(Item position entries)
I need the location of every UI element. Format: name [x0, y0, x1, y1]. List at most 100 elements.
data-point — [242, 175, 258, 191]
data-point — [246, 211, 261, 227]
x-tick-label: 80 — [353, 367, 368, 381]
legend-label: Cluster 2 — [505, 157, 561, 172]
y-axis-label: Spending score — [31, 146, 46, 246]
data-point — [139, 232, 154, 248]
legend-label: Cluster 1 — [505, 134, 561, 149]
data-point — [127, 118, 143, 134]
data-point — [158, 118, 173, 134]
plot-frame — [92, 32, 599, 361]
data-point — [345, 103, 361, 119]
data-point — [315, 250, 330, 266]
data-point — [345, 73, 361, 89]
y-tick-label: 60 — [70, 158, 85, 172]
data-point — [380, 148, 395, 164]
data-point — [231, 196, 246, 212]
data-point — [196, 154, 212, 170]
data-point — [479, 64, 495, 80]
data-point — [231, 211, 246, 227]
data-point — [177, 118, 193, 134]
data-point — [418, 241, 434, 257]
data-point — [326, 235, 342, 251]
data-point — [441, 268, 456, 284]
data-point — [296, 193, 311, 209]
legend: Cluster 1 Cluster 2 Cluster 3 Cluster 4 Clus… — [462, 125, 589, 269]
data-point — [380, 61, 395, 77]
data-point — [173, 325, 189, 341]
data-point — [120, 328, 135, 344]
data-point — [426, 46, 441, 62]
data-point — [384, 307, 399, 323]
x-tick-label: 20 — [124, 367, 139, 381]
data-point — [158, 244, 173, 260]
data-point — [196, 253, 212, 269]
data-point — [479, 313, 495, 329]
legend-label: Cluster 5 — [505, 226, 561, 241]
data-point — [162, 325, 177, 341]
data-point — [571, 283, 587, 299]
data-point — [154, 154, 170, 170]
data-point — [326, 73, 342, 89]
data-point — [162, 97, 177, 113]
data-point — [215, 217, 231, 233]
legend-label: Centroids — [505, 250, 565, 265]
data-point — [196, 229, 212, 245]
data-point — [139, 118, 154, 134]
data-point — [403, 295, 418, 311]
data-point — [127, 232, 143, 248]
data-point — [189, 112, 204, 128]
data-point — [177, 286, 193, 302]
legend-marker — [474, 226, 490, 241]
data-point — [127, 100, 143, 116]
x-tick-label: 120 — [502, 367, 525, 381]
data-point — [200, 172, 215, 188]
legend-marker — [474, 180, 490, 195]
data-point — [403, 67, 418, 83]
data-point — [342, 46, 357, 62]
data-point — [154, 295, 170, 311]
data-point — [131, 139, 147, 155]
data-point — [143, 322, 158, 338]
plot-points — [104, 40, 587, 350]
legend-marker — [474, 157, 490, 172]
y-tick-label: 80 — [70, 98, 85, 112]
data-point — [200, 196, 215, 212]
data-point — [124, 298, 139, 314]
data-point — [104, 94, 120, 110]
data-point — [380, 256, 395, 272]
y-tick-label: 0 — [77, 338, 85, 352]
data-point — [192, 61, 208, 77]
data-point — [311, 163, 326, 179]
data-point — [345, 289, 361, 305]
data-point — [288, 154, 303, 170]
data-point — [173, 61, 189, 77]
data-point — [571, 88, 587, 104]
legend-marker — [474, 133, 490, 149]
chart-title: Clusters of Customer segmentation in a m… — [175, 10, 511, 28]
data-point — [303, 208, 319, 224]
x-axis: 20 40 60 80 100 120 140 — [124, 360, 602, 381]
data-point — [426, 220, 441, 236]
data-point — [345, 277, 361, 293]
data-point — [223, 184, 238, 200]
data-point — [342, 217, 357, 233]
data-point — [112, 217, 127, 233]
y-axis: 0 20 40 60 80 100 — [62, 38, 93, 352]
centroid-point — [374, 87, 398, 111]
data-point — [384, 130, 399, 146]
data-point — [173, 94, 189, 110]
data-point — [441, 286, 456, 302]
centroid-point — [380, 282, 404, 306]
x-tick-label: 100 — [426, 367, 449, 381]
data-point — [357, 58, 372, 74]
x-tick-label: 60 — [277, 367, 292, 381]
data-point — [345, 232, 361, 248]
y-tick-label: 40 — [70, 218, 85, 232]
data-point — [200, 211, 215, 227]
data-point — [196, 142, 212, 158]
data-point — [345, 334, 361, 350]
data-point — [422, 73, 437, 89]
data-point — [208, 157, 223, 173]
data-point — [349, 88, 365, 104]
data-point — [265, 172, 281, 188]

> **Given exercise**
Reproduce the listing verbatim from its first line through the line containing "data-point — [426, 46, 441, 62]", with both of those lines included.

> **Exercise result**
I need the location of every UI element. Format: name [x0, y0, x1, y1]. List at most 100 elements.
data-point — [242, 175, 258, 191]
data-point — [246, 211, 261, 227]
x-tick-label: 80 — [353, 367, 368, 381]
legend-label: Cluster 2 — [505, 157, 561, 172]
y-axis-label: Spending score — [31, 146, 46, 246]
data-point — [139, 232, 154, 248]
legend-label: Cluster 1 — [505, 134, 561, 149]
data-point — [127, 118, 143, 134]
data-point — [158, 118, 173, 134]
plot-frame — [92, 32, 599, 361]
data-point — [345, 103, 361, 119]
data-point — [315, 250, 330, 266]
data-point — [345, 73, 361, 89]
y-tick-label: 60 — [70, 158, 85, 172]
data-point — [380, 148, 395, 164]
data-point — [231, 196, 246, 212]
data-point — [196, 154, 212, 170]
data-point — [479, 64, 495, 80]
data-point — [231, 211, 246, 227]
data-point — [177, 118, 193, 134]
data-point — [418, 241, 434, 257]
data-point — [326, 235, 342, 251]
data-point — [441, 268, 456, 284]
data-point — [296, 193, 311, 209]
legend: Cluster 1 Cluster 2 Cluster 3 Cluster 4 Clus… — [462, 125, 589, 269]
data-point — [380, 61, 395, 77]
data-point — [173, 325, 189, 341]
data-point — [120, 328, 135, 344]
data-point — [426, 46, 441, 62]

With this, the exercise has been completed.